* [EXERCISE REQUIREMENTS]
Please pull out every line that includes the string "name".

* [DATA ROWS]
** begin **

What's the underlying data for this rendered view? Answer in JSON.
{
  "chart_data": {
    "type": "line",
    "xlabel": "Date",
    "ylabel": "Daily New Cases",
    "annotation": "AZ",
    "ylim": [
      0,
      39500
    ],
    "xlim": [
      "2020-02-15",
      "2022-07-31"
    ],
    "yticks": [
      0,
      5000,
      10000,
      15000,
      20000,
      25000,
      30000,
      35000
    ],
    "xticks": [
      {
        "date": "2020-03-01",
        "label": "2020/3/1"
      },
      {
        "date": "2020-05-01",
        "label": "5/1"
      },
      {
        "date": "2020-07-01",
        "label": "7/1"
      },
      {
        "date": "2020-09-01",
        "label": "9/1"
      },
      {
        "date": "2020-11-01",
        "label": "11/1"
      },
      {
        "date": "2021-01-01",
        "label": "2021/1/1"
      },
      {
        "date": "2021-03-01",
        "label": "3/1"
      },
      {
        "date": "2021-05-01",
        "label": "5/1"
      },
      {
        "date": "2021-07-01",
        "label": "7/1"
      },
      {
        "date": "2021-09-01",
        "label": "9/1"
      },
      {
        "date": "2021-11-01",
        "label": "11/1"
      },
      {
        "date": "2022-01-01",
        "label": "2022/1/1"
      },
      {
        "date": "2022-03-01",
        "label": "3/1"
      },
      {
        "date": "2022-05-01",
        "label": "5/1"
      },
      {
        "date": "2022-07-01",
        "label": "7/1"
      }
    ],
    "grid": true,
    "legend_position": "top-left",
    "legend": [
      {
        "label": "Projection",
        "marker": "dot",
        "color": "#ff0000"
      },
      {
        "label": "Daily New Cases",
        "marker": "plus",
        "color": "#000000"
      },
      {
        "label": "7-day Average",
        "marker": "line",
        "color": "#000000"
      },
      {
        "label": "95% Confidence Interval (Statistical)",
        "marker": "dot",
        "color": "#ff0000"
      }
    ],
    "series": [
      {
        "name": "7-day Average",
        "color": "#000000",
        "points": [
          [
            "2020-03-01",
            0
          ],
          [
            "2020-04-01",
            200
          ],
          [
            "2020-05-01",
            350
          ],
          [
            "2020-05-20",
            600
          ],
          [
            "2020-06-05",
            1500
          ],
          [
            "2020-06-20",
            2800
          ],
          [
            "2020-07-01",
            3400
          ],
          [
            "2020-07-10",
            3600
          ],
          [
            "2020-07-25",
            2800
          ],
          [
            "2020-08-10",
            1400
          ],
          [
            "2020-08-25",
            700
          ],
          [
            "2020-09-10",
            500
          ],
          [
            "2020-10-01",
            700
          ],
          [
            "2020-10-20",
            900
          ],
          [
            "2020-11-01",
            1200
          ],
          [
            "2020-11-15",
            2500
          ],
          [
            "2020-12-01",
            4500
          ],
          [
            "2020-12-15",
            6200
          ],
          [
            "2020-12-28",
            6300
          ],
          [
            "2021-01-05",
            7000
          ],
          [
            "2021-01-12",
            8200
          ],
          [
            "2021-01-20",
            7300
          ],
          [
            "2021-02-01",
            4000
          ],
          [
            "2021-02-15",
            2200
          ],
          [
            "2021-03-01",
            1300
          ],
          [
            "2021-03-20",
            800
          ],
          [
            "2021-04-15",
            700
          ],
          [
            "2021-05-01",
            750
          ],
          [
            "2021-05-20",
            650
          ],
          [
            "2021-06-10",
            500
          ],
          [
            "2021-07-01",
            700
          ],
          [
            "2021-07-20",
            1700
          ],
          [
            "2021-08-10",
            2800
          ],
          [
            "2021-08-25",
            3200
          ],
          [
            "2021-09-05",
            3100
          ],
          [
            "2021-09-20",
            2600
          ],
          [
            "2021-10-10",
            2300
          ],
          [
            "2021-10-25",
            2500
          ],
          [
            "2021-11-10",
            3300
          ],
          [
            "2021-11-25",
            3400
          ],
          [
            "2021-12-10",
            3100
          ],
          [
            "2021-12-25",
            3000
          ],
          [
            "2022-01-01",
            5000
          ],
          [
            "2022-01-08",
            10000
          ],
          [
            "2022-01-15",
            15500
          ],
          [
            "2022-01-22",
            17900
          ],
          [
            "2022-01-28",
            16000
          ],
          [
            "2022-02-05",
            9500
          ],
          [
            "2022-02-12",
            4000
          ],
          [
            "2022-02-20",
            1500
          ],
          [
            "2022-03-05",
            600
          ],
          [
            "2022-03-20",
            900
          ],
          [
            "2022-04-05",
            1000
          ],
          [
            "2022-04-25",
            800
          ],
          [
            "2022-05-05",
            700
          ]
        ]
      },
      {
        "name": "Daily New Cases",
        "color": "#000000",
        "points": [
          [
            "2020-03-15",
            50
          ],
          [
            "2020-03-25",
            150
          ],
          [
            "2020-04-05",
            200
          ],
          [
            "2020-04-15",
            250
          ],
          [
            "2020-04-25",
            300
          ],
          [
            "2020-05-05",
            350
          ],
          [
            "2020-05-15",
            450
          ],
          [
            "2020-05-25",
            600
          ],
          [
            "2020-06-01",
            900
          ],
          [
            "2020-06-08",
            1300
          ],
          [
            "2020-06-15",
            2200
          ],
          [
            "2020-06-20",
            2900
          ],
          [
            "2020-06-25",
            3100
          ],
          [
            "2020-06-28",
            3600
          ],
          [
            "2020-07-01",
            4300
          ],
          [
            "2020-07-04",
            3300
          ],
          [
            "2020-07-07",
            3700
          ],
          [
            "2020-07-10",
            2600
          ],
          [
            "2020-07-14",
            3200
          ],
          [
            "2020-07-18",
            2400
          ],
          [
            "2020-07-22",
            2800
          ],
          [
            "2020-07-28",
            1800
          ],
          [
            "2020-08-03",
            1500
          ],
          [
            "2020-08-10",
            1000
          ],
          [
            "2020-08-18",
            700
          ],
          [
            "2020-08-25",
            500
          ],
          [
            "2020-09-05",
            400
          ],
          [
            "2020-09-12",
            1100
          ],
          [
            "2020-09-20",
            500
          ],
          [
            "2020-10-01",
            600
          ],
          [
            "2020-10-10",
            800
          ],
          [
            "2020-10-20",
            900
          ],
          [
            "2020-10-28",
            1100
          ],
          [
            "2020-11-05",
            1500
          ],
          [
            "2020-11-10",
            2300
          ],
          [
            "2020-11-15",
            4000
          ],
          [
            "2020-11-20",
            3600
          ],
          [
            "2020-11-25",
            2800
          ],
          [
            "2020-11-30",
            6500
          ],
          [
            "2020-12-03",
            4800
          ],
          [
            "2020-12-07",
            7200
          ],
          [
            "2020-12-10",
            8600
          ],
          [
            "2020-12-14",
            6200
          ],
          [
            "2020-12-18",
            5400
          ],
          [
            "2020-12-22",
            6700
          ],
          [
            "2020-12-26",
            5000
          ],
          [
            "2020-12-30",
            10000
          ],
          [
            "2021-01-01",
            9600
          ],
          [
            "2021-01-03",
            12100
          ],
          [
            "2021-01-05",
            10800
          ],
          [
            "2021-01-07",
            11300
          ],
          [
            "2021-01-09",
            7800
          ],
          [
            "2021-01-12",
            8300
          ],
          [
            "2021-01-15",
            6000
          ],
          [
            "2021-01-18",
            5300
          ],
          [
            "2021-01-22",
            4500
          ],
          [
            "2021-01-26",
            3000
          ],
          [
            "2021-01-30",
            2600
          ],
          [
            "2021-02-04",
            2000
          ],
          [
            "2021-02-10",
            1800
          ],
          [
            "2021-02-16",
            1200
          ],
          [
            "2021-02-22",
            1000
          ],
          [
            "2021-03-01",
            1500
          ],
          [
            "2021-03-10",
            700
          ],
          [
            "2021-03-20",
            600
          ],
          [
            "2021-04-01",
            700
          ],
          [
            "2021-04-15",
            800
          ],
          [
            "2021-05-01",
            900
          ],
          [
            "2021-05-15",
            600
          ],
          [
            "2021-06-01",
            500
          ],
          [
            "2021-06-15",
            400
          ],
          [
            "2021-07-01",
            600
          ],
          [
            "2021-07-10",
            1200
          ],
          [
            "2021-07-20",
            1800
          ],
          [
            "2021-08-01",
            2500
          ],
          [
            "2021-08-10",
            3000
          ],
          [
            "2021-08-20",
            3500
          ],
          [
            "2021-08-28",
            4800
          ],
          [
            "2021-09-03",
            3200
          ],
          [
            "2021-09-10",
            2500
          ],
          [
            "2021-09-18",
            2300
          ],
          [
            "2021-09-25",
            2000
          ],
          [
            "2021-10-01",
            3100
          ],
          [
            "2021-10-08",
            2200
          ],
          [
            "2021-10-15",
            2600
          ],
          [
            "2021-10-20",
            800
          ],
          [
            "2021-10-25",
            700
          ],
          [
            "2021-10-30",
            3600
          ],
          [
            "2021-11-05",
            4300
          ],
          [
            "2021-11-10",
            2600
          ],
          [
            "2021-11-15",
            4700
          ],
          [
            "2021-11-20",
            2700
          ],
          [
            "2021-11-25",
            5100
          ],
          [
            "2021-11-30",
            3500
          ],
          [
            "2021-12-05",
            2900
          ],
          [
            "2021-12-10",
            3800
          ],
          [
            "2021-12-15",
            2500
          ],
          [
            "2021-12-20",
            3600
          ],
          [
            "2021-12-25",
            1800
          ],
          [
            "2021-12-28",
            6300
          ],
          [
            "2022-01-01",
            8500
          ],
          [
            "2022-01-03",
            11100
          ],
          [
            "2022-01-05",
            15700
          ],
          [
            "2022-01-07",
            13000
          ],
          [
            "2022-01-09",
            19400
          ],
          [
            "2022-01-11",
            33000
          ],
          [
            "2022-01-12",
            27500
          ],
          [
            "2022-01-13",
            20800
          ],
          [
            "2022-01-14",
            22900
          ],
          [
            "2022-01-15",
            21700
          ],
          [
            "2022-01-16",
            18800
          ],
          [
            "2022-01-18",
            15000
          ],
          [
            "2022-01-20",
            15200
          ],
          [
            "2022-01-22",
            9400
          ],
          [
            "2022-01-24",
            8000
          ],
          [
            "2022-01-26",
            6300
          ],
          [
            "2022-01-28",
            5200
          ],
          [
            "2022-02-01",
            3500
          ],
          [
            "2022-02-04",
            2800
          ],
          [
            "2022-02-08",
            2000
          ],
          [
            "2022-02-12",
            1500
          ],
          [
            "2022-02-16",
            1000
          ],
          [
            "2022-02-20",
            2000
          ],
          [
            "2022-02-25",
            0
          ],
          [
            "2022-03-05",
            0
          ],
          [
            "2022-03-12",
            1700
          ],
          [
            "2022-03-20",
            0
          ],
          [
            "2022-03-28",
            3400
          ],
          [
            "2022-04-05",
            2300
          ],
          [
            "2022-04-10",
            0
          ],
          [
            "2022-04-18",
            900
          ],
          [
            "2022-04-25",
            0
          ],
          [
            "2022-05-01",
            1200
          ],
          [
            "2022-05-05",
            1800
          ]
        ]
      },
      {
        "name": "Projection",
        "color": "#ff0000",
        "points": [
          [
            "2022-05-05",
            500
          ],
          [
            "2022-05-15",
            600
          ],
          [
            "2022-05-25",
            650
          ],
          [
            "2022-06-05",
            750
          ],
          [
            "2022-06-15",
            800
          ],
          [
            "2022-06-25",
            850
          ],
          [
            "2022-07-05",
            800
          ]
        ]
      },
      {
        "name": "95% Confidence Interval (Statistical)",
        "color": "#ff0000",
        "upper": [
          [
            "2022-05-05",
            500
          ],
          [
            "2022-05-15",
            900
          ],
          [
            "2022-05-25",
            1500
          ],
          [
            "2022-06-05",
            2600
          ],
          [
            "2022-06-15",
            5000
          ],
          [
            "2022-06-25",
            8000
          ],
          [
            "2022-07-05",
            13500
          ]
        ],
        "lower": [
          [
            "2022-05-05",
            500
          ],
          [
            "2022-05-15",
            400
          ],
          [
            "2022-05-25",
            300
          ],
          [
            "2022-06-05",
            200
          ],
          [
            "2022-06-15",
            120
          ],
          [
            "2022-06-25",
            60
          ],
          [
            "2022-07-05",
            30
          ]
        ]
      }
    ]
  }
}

** end **

* [RESULT OF THE TASK]
        "name": "7-day Average",
        "name": "Daily New Cases",
        "name": "Projection",
        "name": "95% Confidence Interval (Statistical)",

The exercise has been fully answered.